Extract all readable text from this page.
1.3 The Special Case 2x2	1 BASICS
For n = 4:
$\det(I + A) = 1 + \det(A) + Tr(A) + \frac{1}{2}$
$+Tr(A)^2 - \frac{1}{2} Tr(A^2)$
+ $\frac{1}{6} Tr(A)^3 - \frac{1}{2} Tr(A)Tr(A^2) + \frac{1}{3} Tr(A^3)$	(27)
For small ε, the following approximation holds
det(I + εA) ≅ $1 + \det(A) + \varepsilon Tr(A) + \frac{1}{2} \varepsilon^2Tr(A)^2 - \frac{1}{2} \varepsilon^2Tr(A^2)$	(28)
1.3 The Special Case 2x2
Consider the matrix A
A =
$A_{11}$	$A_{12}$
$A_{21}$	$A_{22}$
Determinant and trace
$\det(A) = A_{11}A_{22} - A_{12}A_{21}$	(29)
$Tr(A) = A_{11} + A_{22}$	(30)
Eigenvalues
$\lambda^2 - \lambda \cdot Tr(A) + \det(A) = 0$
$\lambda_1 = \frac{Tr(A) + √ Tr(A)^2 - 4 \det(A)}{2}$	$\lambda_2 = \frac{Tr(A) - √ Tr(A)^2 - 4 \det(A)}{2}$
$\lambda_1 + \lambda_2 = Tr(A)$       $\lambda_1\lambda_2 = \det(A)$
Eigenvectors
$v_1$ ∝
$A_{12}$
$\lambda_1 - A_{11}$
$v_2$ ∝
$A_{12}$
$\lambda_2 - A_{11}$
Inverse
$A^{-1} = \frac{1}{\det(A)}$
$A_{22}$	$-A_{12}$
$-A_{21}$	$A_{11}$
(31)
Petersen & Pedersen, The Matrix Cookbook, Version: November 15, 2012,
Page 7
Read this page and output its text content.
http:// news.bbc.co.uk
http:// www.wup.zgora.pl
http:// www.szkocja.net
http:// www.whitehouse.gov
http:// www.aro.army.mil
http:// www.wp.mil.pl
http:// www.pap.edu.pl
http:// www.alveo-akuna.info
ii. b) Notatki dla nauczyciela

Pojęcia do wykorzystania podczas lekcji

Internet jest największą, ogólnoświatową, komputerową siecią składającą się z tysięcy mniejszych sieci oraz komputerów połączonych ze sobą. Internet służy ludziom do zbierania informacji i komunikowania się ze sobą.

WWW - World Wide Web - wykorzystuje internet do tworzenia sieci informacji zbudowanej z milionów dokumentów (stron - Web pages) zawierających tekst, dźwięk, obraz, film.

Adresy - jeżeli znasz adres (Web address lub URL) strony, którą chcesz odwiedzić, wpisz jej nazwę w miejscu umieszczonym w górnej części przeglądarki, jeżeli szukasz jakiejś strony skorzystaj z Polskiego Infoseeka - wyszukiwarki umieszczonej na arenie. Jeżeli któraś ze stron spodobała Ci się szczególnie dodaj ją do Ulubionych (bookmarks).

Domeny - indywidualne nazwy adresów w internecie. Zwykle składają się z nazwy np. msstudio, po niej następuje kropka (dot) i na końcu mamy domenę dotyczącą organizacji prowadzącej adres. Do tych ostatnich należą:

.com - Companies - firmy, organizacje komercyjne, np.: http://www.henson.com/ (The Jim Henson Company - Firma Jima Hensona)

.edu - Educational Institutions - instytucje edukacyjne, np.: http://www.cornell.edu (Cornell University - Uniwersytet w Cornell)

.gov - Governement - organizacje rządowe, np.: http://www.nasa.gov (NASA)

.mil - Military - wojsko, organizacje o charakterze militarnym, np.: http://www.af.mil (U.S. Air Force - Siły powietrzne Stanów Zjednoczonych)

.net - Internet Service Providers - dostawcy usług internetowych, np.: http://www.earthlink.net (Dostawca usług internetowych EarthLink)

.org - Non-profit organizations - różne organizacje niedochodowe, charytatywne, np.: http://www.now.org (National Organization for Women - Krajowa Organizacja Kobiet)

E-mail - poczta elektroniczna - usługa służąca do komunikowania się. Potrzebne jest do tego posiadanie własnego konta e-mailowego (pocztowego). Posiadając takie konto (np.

• **What the task asks**: For the data above, state how many lines contain "Case"; the number is the whole answer.

• **Correct result**: 2